## STATED GOAL
Without the pictures, set down every line of the data exactly.

### RECORDS

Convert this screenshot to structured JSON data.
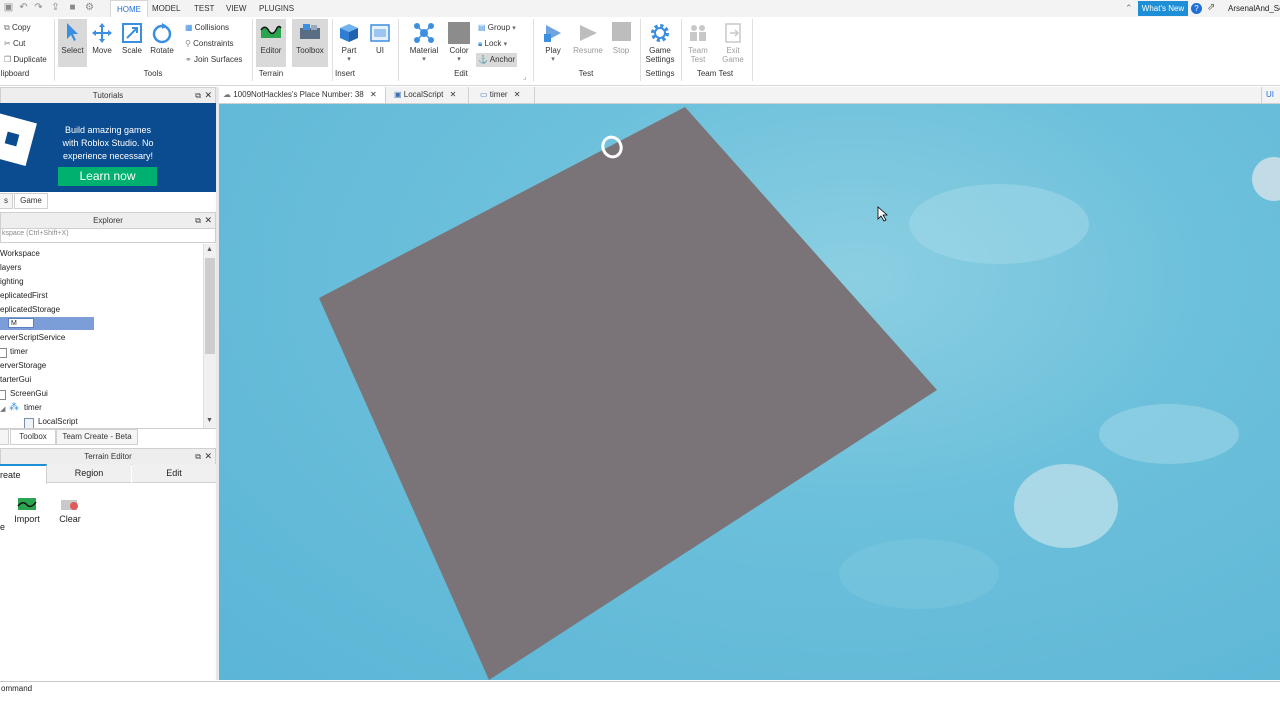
{
  "menubar": {
    "tabs": [
      "HOME",
      "MODEL",
      "TEST",
      "VIEW",
      "PLUGINS"
    ],
    "active_tab": "HOME",
    "whats_new": "What's New",
    "user": "ArsenalAnd_Sc"
  },
  "ribbon": {
    "clipboard": {
      "copy": "Copy",
      "cut": "Cut",
      "duplicate": "Duplicate",
      "label": "lipboard"
    },
    "tools": {
      "select": "Select",
      "move": "Move",
      "scale": "Scale",
      "rotate": "Rotate",
      "label": "Tools",
      "collisions": "Collisions",
      "constraints": "Constraints",
      "join_surfaces": "Join Surfaces"
    },
    "terrain": {
      "editor": "Editor",
      "toolbox": "Toolbox",
      "label": "Terrain"
    },
    "insert": {
      "part": "Part",
      "ui": "UI",
      "label": "Insert"
    },
    "edit": {
      "material": "Material",
      "color": "Color",
      "group": "Group",
      "lock": "Lock",
      "anchor": "Anchor",
      "label": "Edit"
    },
    "test": {
      "play": "Play",
      "resume": "Resume",
      "stop": "Stop",
      "label": "Test"
    },
    "settings": {
      "game_settings_1": "Game",
      "game_settings_2": "Settings",
      "label": "Settings"
    },
    "team_test": {
      "team_test_1": "Team",
      "team_test_2": "Test",
      "exit_game_1": "Exit",
      "exit_game_2": "Game",
      "label": "Team Test"
    }
  },
  "tutorials": {
    "title": "Tutorials",
    "banner_line1": "Build amazing games",
    "banner_line2": "with Roblox Studio. No",
    "banner_line3": "experience necessary!",
    "learn_now": "Learn now",
    "tab_left": "s",
    "tab_game": "Game"
  },
  "explorer": {
    "title": "Explorer",
    "search_placeholder": "kspace (Ctrl+Shift+X)",
    "items": [
      "Workspace",
      "layers",
      "ighting",
      "eplicatedFirst",
      "eplicatedStorage",
      "M",
      "erverScriptService",
      "timer",
      "erverStorage",
      "tarterGui",
      "ScreenGui",
      "timer",
      "LocalScript"
    ],
    "tabs": [
      "Toolbox",
      "Team Create - Beta"
    ]
  },
  "terrain_editor": {
    "title": "Terrain Editor",
    "tabs": [
      "reate",
      "Region",
      "Edit"
    ],
    "tools": [
      "e",
      "Import",
      "Clear"
    ]
  },
  "doc_tabs": [
    "1009NotHackles's Place Number: 38",
    "LocalScript",
    "timer"
  ],
  "doc_tab_right": "UI c",
  "command_bar": "ommand",
  "colors": {
    "accent": "#1e8fd6",
    "learn_now": "#00b06f",
    "banner_bg": "#0b4b8f",
    "part": "#7a7478",
    "selection": "#7b9ed9"
  }
}
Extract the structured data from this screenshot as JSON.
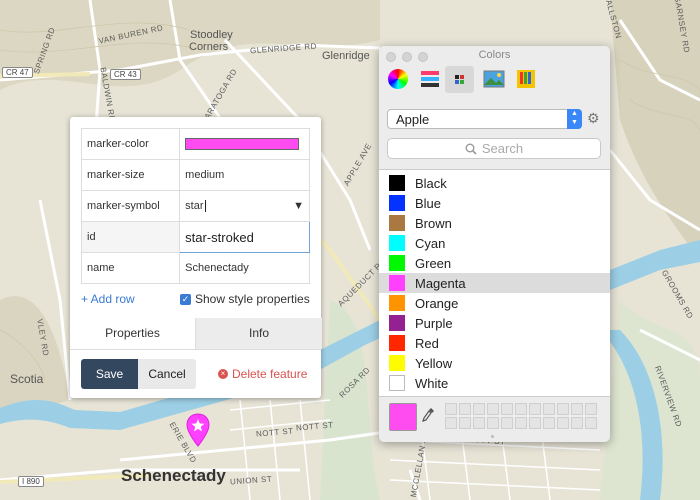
{
  "map": {
    "labels": {
      "van_buren_rd": "VAN BUREN RD",
      "stoodley_corners_1": "Stoodley",
      "stoodley_corners_2": "Corners",
      "glenridge_rd": "GLENRIDGE RD",
      "glenridge": "Glenridge",
      "spring_rd": "SPRING RD",
      "baldwin_rd": "BALDWIN RD",
      "cr47": "CR 47",
      "cr43": "CR 43",
      "saratoga_rd": "SARATOGA RD",
      "apple_ave": "APPLE AVE",
      "aqueduct_rd": "AQUEDUCT RD",
      "rosa_rd": "ROSA RD",
      "vley_rd": "VLEY RD",
      "scotia": "Scotia",
      "erie_blvd": "ERIE BLVD",
      "nott_st_1": "NOTT ST",
      "nott_st_2": "NOTT ST",
      "nott_st_3": "NOTT ST",
      "union_st": "UNION ST",
      "mcclellan_st": "MCCLELLAN ST",
      "i890": "I 890",
      "schenectady": "Schenectady",
      "groom_rd": "GROOMS RD",
      "riverview_rd": "RIVERVIEW RD",
      "garnsey_rd": "GARNSEY RD",
      "b_rd": "BALLSTON"
    }
  },
  "editor": {
    "rows": [
      {
        "key": "marker-color",
        "value": ""
      },
      {
        "key": "marker-size",
        "value": "medium"
      },
      {
        "key": "marker-symbol",
        "value": "star"
      },
      {
        "key": "id",
        "value": "star-stroked"
      },
      {
        "key": "name",
        "value": "Schenectady"
      }
    ],
    "marker_color_hex": "#ff4cf0",
    "select_arrow": "▼",
    "add_row": "+ Add row",
    "show_style": "Show style properties",
    "show_style_checked": true,
    "tabs": {
      "properties": "Properties",
      "info": "Info"
    },
    "save": "Save",
    "cancel": "Cancel",
    "delete": "Delete feature"
  },
  "colors_panel": {
    "title": "Colors",
    "palette": "Apple",
    "search_placeholder": "Search",
    "selected": "Magenta",
    "current_color": "#ff4cf0",
    "items": [
      {
        "name": "Black",
        "color": "#000000"
      },
      {
        "name": "Blue",
        "color": "#0433ff"
      },
      {
        "name": "Brown",
        "color": "#aa7942"
      },
      {
        "name": "Cyan",
        "color": "#00fdff"
      },
      {
        "name": "Green",
        "color": "#00f900"
      },
      {
        "name": "Magenta",
        "color": "#ff40ff"
      },
      {
        "name": "Orange",
        "color": "#ff9300"
      },
      {
        "name": "Purple",
        "color": "#942192"
      },
      {
        "name": "Red",
        "color": "#ff2600"
      },
      {
        "name": "Yellow",
        "color": "#fffb00"
      },
      {
        "name": "White",
        "color": "#ffffff"
      }
    ]
  }
}
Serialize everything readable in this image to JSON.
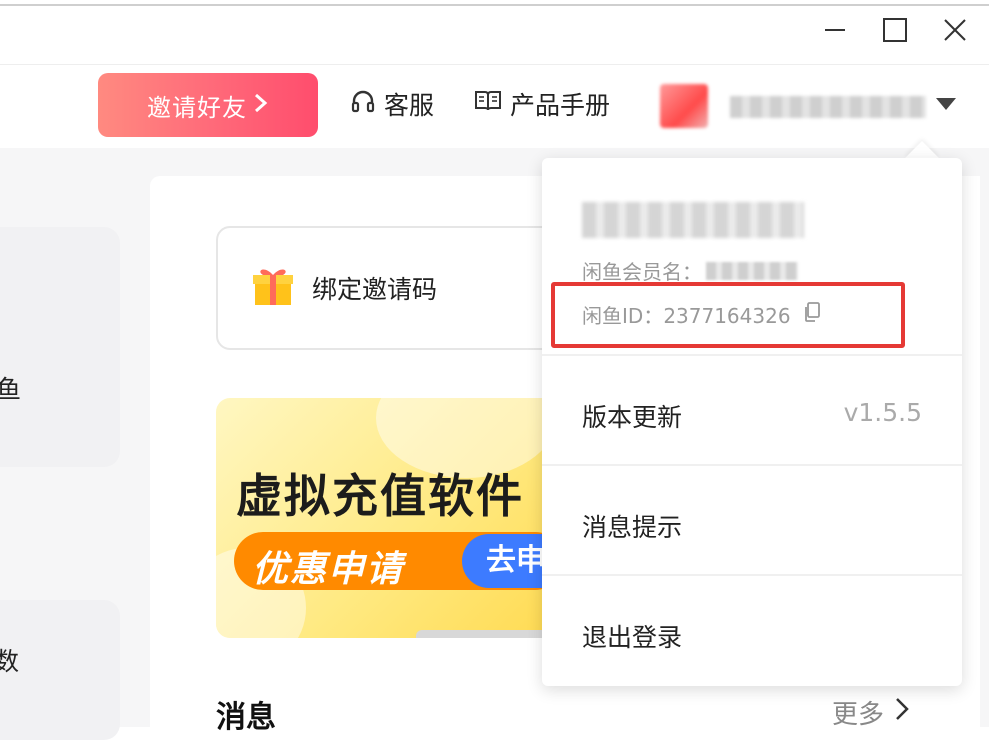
{
  "window": {
    "minimize_icon": "minimize-icon",
    "maximize_icon": "maximize-icon",
    "close_icon": "close-icon"
  },
  "topbar": {
    "invite_label": "邀请好友",
    "service_label": "客服",
    "service_icon": "headset-icon",
    "manual_label": "产品手册",
    "manual_icon": "book-icon",
    "user_caret_icon": "caret-down-icon"
  },
  "left_panel": {
    "fragment_1": "鱼",
    "fragment_2": "数"
  },
  "main": {
    "bind_label": "绑定邀请码",
    "bind_icon": "gift-icon",
    "banner": {
      "title": "虚拟充值软件",
      "pill_text": "优惠申请",
      "go_label": "去申"
    },
    "messages_title": "消息",
    "more_label": "更多"
  },
  "dropdown": {
    "member_label": "闲鱼会员名：",
    "id_label": "闲鱼ID：",
    "id_value": "2377164326",
    "copy_icon": "copy-icon",
    "items": [
      {
        "label": "版本更新",
        "value": "v1.5.5"
      },
      {
        "label": "消息提示"
      },
      {
        "label": "退出登录"
      }
    ]
  },
  "colors": {
    "invite_gradient_start": "#ff8a80",
    "invite_gradient_end": "#ff4d6d",
    "highlight": "#e53935",
    "banner_yellow": "#ffe980",
    "pill_orange": "#ff8a00",
    "go_blue": "#3d7bff"
  }
}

######

## ANSWER TO THE EXERCISE
Convert this screenshot to structured JSON data.
{
  "menubar": {
    "tabs": [
      "HOME",
      "MODEL",
      "TEST",
      "VIEW",
      "PLUGINS"
    ],
    "active_tab": "HOME",
    "whats_new": "What's New",
    "user": "ArsenalAnd_Sc"
  },
  "ribbon": {
    "clipboard": {
      "copy": "Copy",
      "cut": "Cut",
      "duplicate": "Duplicate",
      "label": "lipboard"
    },
    "tools": {
      "select": "Select",
      "move": "Move",
      "scale": "Scale",
      "rotate": "Rotate",
      "label": "Tools",
      "collisions": "Collisions",
      "constraints": "Constraints",
      "join_surfaces": "Join Surfaces"
    },
    "terrain": {
      "editor": "Editor",
      "toolbox": "Toolbox",
      "label": "Terrain"
    },
    "insert": {
      "part": "Part",
      "ui": "UI",
      "label": "Insert"
    },
    "edit": {
      "material": "Material",
      "color": "Color",
      "group": "Group",
      "lock": "Lock",
      "anchor": "Anchor",
      "label": "Edit"
    },
    "test": {
      "play": "Play",
      "resume": "Resume",
      "stop": "Stop",
      "label": "Test"
    },
    "settings": {
      "game_settings_1": "Game",
      "game_settings_2": "Settings",
      "label": "Settings"
    },
    "team_test": {
      "team_test_1": "Team",
      "team_test_2": "Test",
      "exit_game_1": "Exit",
      "exit_game_2": "Game",
      "label": "Team Test"
    }
  },
  "tutorials": {
    "title": "Tutorials",
    "banner_line1": "Build amazing games",
    "banner_line2": "with Roblox Studio. No",
    "banner_line3": "experience necessary!",
    "learn_now": "Learn now",
    "tab_left": "s",
    "tab_game": "Game"
  },
  "explorer": {
    "title": "Explorer",
    "search_placeholder": "kspace (Ctrl+Shift+X)",
    "items": [
      "Workspace",
      "layers",
      "ighting",
      "eplicatedFirst",
      "eplicatedStorage",
      "M",
      "erverScriptService",
      "timer",
      "erverStorage",
      "tarterGui",
      "ScreenGui",
      "timer",
      "LocalScript"
    ],
    "tabs": [
      "Toolbox",
      "Team Create - Beta"
    ]
  },
  "terrain_editor": {
    "title": "Terrain Editor",
    "tabs": [
      "reate",
      "Region",
      "Edit"
    ],
    "tools": [
      "e",
      "Import",
      "Clear"
    ]
  },
  "doc_tabs": [
    "1009NotHackles's Place Number: 38",
    "LocalScript",
    "timer"
  ],
  "doc_tab_right": "UI c",
  "command_bar": "ommand",
  "colors": {
    "accent": "#1e8fd6",
    "learn_now": "#00b06f",
    "banner_bg": "#0b4b8f",
    "part": "#7a7478",
    "selection": "#7b9ed9"
  }
}
Extract the structured data from this screenshot as JSON.
{
  "map": {
    "labels": {
      "van_buren_rd": "VAN BUREN RD",
      "stoodley_corners_1": "Stoodley",
      "stoodley_corners_2": "Corners",
      "glenridge_rd": "GLENRIDGE RD",
      "glenridge": "Glenridge",
      "spring_rd": "SPRING RD",
      "baldwin_rd": "BALDWIN RD",
      "cr47": "CR 47",
      "cr43": "CR 43",
      "saratoga_rd": "SARATOGA RD",
      "apple_ave": "APPLE AVE",
      "aqueduct_rd": "AQUEDUCT RD",
      "rosa_rd": "ROSA RD",
      "vley_rd": "VLEY RD",
      "scotia": "Scotia",
      "erie_blvd": "ERIE BLVD",
      "nott_st_1": "NOTT ST",
      "nott_st_2": "NOTT ST",
      "nott_st_3": "NOTT ST",
      "union_st": "UNION ST",
      "mcclellan_st": "MCCLELLAN ST",
      "i890": "I 890",
      "schenectady": "Schenectady",
      "groom_rd": "GROOMS RD",
      "riverview_rd": "RIVERVIEW RD",
      "garnsey_rd": "GARNSEY RD",
      "b_rd": "BALLSTON"
    }
  },
  "editor": {
    "rows": [
      {
        "key": "marker-color",
        "value": ""
      },
      {
        "key": "marker-size",
        "value": "medium"
      },
      {
        "key": "marker-symbol",
        "value": "star"
      },
      {
        "key": "id",
        "value": "star-stroked"
      },
      {
        "key": "name",
        "value": "Schenectady"
      }
    ],
    "marker_color_hex": "#ff4cf0",
    "select_arrow": "▼",
    "add_row": "+ Add row",
    "show_style": "Show style properties",
    "show_style_checked": true,
    "tabs": {
      "properties": "Properties",
      "info": "Info"
    },
    "save": "Save",
    "cancel": "Cancel",
    "delete": "Delete feature"
  },
  "colors_panel": {
    "title": "Colors",
    "palette": "Apple",
    "search_placeholder": "Search",
    "selected": "Magenta",
    "current_color": "#ff4cf0",
    "items": [
      {
        "name": "Black",
        "color": "#000000"
      },
      {
        "name": "Blue",
        "color": "#0433ff"
      },
      {
        "name": "Brown",
        "color": "#aa7942"
      },
      {
        "name": "Cyan",
        "color": "#00fdff"
      },
      {
        "name": "Green",
        "color": "#00f900"
      },
      {
        "name": "Magenta",
        "color": "#ff40ff"
      },
      {
        "name": "Orange",
        "color": "#ff9300"
      },
      {
        "name": "Purple",
        "color": "#942192"
      },
      {
        "name": "Red",
        "color": "#ff2600"
      },
      {
        "name": "Yellow",
        "color": "#fffb00"
      },
      {
        "name": "White",
        "color": "#ffffff"
      }
    ]
  }
}
Serialize everything readable in this image to JSON.
{
  "window": {
    "minimize_icon": "minimize-icon",
    "maximize_icon": "maximize-icon",
    "close_icon": "close-icon"
  },
  "topbar": {
    "invite_label": "邀请好友",
    "service_label": "客服",
    "service_icon": "headset-icon",
    "manual_label": "产品手册",
    "manual_icon": "book-icon",
    "user_caret_icon": "caret-down-icon"
  },
  "left_panel": {
    "fragment_1": "鱼",
    "fragment_2": "数"
  },
  "main": {
    "bind_label": "绑定邀请码",
    "bind_icon": "gift-icon",
    "banner": {
      "title": "虚拟充值软件",
      "pill_text": "优惠申请",
      "go_label": "去申"
    },
    "messages_title": "消息",
    "more_label": "更多"
  },
  "dropdown": {
    "member_label": "闲鱼会员名：",
    "id_label": "闲鱼ID：",
    "id_value": "2377164326",
    "copy_icon": "copy-icon",
    "items": [
      {
        "label": "版本更新",
        "value": "v1.5.5"
      },
      {
        "label": "消息提示"
      },
      {
        "label": "退出登录"
      }
    ]
  },
  "colors": {
    "invite_gradient_start": "#ff8a80",
    "invite_gradient_end": "#ff4d6d",
    "highlight": "#e53935",
    "banner_yellow": "#ffe980",
    "pill_orange": "#ff8a00",
    "go_blue": "#3d7bff"
  }
}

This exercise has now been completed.